### List of tasks
1. Condense the paragraph of the Borna disease virus article that begins "This article focuses on human Borna disease virus" into a short bulleted list that keeps its main facts.
2. Print everything in the Borna disease virus article from "Duration of antigenemia" down to "of several weeks.", word for word.

### Text passage
★ ★ ★

Borna disease virus infection, a human mental-health risk

Abstract

This article focuses on human Borna disease virus (BDV) infections, most notably on the development of valid diagnostic systems, which have arisen as a major research issue in the past decade. The significance of a novel modular triple enzyme-linked immunosorbent assay that is capable of specifically measuring anti-BDV antibodies as well as major structural proteins N (p40) and P (p24) in the blood, either as free antigens in the plasma or as antibody-bound circulating immune complexes (CICs), is explained. The impact of CICs and plasma antigen, which indicate periods of antigenemia in the course of BDV infection, along with other infection markers that are still in use is discussed. The review further provides new insight into possible links of BDV to human diseases, summarizing cross-sectional and longitudinal data which correlate acute depression with the presence and amount of antigen and CICs. Moreover, BDV prevalence in healthy people is reevaluated, suggesting that this was previously underestimated. Antiviral efficacy of amantadine, in vivo and in vitro, is outlined as well, with emphasis on wild-type (human and equine) versus laboratory strains. Finally, the pros and cons of the association of BDV with human disease, as detailed in the literature, are critically discussed and related to our data and concepts. This article supports existing correlative evidence for a pathogenic role of BDV infection in particular human mental disorders, in analogy to what has been proven for a variety of animal species.

FIG. 1.

Prevalence and duration of BDV antigen markers in patients with major depressive disorder or bipolar disorder during acute depression. Prevalence of three antigen markers, cAg (antigen in PBMCs), pAg (antigen in plasma), and CICs (circulating immune complexes) in representative age- and gender-matched major depressive disorder and bipolar disorder patient cohorts versus healthy controls; for plasma antigen and CIC, the prevalence of patients with large amounts (plasma antigen high, CIC high) is shown separately (data modified from Table 2 in reference 8). Note that only severely depressed patients showed high plasma antigen values.

FIG. 2.

Duration of antigenemia in seven individual patients with acute severe depression (these patients were selected from group I in Table 2 of reference 8) presenting with high levels of plasma antigen (pAg) over a period of several weeks.

FIG. 3.

BDV CIC levels in a patient with chronic depression. Six-month follow-up of a representative patient (male, age 59 years), showing continuously changing CIC values as the predominant infection marker (reprinted with slight modifications from reference with permission). See Fig. 1 legend for abbreviations. Ab, antibodies. The linear regression line for CIC values shows almost no change over 6 months.

FIG. 4.

★ ★ ★

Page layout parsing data
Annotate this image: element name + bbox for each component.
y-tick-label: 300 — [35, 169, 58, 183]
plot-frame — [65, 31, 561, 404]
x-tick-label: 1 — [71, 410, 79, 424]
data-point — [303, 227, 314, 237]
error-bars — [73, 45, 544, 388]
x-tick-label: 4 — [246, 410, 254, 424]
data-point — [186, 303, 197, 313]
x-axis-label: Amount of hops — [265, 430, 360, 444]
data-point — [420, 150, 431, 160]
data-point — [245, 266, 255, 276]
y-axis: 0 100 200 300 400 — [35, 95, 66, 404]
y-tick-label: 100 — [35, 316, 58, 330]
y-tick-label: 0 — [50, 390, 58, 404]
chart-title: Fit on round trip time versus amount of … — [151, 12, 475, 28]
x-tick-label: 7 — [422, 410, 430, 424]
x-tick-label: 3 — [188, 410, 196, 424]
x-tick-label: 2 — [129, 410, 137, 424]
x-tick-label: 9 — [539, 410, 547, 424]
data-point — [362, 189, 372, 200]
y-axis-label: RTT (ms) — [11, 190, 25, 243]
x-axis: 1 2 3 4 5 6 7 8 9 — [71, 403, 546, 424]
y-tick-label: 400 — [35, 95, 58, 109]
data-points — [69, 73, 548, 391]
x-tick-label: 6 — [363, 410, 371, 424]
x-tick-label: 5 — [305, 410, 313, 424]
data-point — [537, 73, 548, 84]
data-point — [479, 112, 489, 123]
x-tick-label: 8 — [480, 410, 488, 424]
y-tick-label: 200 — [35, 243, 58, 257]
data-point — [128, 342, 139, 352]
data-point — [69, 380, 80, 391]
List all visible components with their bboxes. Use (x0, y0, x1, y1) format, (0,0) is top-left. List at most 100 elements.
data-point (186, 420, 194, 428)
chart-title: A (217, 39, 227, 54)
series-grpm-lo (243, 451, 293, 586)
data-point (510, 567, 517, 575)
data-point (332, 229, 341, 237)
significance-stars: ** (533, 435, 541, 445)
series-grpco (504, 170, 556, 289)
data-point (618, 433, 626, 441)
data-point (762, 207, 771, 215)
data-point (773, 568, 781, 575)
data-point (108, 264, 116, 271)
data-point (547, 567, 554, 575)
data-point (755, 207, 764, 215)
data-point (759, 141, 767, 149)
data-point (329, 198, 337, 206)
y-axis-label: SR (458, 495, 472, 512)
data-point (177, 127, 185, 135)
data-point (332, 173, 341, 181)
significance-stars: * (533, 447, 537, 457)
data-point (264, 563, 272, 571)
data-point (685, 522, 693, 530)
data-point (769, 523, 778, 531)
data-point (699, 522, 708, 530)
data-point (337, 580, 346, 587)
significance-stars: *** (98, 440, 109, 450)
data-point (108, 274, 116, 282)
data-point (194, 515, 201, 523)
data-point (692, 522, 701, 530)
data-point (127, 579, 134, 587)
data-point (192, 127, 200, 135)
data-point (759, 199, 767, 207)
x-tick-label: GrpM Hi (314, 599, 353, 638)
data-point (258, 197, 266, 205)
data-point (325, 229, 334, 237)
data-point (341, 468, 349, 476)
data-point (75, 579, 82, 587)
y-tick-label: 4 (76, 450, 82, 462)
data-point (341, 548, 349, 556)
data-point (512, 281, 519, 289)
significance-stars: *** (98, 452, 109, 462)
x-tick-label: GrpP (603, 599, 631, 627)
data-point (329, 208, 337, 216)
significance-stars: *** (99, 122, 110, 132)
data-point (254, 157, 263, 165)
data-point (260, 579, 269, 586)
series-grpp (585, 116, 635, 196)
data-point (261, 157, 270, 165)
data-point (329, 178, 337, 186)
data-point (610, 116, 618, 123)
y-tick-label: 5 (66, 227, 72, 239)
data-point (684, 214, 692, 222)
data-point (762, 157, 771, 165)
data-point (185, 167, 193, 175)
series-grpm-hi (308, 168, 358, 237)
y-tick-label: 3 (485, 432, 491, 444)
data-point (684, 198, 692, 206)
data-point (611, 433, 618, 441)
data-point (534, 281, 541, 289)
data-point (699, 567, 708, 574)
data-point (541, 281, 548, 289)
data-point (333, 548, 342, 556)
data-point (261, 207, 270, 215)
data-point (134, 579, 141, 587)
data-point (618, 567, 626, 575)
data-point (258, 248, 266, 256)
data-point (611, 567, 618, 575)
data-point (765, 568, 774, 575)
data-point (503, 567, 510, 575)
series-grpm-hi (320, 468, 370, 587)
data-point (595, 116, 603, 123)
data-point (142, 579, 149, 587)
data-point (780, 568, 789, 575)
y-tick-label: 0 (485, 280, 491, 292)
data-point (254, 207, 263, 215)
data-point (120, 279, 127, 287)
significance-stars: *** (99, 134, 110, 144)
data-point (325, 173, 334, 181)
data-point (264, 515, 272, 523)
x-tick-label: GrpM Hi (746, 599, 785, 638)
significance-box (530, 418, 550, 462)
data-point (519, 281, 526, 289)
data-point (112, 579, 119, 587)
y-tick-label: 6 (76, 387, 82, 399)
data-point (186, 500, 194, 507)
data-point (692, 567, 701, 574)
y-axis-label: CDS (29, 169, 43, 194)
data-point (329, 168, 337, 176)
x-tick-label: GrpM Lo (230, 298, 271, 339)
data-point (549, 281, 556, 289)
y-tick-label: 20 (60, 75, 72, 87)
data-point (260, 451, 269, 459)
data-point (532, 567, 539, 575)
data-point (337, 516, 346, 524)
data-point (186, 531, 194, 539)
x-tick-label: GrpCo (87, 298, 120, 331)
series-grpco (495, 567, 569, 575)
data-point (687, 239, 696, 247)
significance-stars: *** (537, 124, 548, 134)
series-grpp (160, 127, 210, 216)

★ ★ ★

### Solved tasks
1.
- Focus: human Borna disease virus (BDV) infections, especially the development of valid diagnostic systems, a major research issue in the past decade.
- Explains a novel modular triple enzyme-linked immunosorbent assay. It measures anti-BDV antibodies and the structural proteins N (p40) and P (p24) in the blood, either as free plasma antigens or as antibody-bound circulating immune complexes (CICs).
- Discusses the impact of CICs and plasma antigen, which indicate periods of antigenemia, along with other infection markers still in use.
- Summarizes cross-sectional and longitudinal data correlating acute depression with the presence and amount of antigen and CICs.
- Reevaluates BDV prevalence in healthy people, suggesting it was previously underestimated.
- Outlines the antiviral efficacy of amantadine in vivo and in vitro, with emphasis on wild-type (human and equine) versus laboratory strains.
- Critically discusses the pros and cons in the literature on the association of BDV with human disease, relating them to the article's own data and concepts.
- Supports existing correlative evidence that BDV plays a pathogenic role in particular human mental disorders, in analogy to what has been proven for a variety of animal species.

2.
Duration of antigenemia in seven individual patients with acute severe depression (these patients were selected from group I in Table 2 of reference 8) presenting with high levels of plasma antigen (pAg) over a period of several weeks.